== REQUIRED WORK ==
For every line in the records that has the word "name", make a copy.

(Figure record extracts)
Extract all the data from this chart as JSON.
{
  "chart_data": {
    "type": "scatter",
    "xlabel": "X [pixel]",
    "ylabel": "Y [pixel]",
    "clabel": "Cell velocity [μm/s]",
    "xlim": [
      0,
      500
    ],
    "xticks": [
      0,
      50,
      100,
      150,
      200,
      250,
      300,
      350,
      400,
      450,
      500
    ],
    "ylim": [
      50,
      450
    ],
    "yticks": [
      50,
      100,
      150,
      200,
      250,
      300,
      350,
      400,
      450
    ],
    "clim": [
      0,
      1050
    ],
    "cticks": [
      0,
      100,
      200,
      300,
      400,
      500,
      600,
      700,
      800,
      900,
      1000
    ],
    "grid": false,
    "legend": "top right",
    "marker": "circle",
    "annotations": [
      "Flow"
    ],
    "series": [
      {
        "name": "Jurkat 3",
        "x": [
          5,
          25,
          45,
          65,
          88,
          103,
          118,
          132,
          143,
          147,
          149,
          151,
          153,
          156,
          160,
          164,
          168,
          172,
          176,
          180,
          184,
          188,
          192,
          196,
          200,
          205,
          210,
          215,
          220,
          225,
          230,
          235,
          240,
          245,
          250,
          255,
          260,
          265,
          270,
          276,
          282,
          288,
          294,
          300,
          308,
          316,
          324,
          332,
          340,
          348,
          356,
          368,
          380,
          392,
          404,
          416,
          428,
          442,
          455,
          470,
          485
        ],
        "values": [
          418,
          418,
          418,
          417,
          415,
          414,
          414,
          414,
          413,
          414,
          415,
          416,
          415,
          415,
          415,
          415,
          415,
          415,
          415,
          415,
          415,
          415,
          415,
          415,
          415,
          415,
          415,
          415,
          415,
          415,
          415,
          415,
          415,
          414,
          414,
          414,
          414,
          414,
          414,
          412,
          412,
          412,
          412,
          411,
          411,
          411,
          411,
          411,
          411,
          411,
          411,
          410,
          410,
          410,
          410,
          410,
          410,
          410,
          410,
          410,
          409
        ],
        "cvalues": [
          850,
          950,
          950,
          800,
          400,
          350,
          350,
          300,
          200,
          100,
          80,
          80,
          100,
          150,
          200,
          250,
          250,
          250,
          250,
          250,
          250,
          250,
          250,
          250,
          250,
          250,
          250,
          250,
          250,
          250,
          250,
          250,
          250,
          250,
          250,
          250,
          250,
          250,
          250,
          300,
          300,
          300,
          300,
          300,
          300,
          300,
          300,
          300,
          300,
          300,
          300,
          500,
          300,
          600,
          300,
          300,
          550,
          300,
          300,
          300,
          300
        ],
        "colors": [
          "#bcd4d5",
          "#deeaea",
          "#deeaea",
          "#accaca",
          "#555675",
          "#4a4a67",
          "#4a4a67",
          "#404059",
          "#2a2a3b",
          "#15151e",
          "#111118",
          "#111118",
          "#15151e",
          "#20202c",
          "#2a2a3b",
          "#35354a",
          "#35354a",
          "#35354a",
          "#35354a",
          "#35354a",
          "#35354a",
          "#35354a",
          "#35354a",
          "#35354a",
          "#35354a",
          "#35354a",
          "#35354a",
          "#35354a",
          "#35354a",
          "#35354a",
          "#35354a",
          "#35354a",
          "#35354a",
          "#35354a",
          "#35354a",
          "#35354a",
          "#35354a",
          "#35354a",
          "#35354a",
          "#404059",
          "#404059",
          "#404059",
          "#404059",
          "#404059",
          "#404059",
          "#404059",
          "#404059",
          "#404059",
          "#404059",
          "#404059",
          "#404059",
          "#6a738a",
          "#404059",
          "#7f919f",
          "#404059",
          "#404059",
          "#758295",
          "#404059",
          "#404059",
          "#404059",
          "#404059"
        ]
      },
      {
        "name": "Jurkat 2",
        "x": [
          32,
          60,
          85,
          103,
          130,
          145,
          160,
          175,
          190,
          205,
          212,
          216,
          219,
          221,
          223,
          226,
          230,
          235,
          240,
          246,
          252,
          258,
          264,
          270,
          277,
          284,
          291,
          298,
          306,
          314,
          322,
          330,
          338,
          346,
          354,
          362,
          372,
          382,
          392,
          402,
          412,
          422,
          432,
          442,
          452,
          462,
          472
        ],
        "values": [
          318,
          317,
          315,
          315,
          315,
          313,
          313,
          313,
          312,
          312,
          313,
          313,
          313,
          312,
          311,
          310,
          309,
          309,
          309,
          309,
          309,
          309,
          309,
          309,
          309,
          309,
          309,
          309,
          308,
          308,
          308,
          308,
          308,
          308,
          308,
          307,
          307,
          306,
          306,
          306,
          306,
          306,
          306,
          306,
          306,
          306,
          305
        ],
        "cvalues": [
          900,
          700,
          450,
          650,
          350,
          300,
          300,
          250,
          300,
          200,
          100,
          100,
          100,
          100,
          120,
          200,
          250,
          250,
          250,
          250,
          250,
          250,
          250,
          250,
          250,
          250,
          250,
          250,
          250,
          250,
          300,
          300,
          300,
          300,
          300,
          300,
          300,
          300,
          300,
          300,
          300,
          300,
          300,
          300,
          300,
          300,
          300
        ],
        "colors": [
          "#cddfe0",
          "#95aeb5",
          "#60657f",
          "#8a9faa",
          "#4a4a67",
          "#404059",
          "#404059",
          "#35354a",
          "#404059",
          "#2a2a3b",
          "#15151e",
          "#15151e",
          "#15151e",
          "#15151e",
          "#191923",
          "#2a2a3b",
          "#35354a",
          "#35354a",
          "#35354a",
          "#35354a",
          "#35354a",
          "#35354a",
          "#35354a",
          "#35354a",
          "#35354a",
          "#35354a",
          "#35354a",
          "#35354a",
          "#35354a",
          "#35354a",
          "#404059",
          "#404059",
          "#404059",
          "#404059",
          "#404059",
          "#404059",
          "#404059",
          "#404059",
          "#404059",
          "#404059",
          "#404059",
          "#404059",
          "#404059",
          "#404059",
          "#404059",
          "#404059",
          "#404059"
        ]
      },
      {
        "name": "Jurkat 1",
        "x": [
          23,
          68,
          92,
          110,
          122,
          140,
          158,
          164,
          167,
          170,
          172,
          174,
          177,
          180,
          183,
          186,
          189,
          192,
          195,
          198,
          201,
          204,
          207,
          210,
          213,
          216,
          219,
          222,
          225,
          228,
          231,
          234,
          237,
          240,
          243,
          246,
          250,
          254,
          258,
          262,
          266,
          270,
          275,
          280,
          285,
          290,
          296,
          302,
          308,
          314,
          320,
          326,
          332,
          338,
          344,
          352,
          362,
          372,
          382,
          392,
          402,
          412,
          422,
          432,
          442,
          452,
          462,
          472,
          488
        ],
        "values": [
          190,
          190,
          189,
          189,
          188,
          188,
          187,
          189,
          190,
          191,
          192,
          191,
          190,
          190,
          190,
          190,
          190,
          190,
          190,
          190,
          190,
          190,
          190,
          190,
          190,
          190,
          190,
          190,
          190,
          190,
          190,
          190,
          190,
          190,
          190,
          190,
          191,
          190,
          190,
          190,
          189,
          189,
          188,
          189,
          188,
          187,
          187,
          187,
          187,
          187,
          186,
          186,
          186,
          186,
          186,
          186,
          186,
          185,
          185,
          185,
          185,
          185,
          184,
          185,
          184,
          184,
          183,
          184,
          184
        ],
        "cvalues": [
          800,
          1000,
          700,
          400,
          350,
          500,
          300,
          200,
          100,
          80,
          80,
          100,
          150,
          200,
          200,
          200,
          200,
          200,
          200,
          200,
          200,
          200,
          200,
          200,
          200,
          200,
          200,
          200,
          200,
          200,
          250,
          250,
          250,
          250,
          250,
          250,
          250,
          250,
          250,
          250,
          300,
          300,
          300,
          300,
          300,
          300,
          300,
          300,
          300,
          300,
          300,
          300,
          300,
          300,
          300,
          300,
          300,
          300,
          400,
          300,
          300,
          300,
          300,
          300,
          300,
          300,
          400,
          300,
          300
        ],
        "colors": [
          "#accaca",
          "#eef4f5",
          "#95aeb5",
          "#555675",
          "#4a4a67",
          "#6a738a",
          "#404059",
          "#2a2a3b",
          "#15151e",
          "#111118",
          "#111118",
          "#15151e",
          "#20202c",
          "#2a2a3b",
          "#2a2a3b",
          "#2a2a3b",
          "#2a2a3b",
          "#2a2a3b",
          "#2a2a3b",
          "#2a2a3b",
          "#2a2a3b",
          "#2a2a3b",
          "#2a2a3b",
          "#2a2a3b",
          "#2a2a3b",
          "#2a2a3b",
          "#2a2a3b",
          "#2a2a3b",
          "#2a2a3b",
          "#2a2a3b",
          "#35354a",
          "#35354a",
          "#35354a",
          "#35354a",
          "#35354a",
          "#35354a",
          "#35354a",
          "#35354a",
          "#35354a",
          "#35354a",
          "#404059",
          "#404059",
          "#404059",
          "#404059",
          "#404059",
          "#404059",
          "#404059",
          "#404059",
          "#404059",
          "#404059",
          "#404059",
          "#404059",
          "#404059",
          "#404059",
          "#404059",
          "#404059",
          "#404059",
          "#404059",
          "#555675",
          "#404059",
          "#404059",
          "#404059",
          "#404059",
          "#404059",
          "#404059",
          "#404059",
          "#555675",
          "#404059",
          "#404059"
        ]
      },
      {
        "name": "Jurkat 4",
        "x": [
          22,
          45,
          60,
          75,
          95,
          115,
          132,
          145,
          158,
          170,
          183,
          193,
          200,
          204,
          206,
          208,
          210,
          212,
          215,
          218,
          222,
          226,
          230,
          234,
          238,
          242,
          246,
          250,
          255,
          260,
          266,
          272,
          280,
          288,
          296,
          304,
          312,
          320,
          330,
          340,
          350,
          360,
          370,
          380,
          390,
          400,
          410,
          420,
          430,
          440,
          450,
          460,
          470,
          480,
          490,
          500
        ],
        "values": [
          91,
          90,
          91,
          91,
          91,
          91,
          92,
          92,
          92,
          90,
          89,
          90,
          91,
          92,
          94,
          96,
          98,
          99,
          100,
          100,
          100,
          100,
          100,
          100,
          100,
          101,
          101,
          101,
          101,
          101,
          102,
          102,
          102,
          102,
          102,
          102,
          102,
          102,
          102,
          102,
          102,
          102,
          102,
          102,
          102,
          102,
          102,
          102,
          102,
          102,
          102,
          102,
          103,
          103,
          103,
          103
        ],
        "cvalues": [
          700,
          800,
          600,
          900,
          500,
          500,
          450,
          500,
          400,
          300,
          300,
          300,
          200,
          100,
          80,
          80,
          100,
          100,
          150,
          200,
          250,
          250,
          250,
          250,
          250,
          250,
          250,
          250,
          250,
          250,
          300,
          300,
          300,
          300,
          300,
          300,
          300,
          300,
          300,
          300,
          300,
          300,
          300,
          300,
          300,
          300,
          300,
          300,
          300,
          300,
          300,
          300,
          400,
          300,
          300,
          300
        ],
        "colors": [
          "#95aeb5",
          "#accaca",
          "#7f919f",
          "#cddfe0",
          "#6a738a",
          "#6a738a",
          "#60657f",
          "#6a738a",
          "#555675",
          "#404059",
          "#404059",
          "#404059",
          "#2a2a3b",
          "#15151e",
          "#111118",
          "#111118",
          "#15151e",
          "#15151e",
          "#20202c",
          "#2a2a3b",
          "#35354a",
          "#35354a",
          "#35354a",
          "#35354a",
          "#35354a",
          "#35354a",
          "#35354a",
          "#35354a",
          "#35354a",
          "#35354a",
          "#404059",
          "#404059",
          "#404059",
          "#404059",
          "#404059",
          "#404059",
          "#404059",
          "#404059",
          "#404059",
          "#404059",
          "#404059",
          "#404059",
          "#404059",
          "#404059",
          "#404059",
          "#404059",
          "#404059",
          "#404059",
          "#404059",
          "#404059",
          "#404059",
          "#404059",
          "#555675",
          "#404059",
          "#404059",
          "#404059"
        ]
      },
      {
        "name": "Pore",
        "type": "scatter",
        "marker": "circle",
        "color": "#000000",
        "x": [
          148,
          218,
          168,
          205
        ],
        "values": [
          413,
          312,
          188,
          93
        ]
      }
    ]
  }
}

== SOLUTION ==
        "name": "Jurkat 3",
        "name": "Jurkat 2",
        "name": "Jurkat 1",
        "name": "Jurkat 4",
        "name": "Pore",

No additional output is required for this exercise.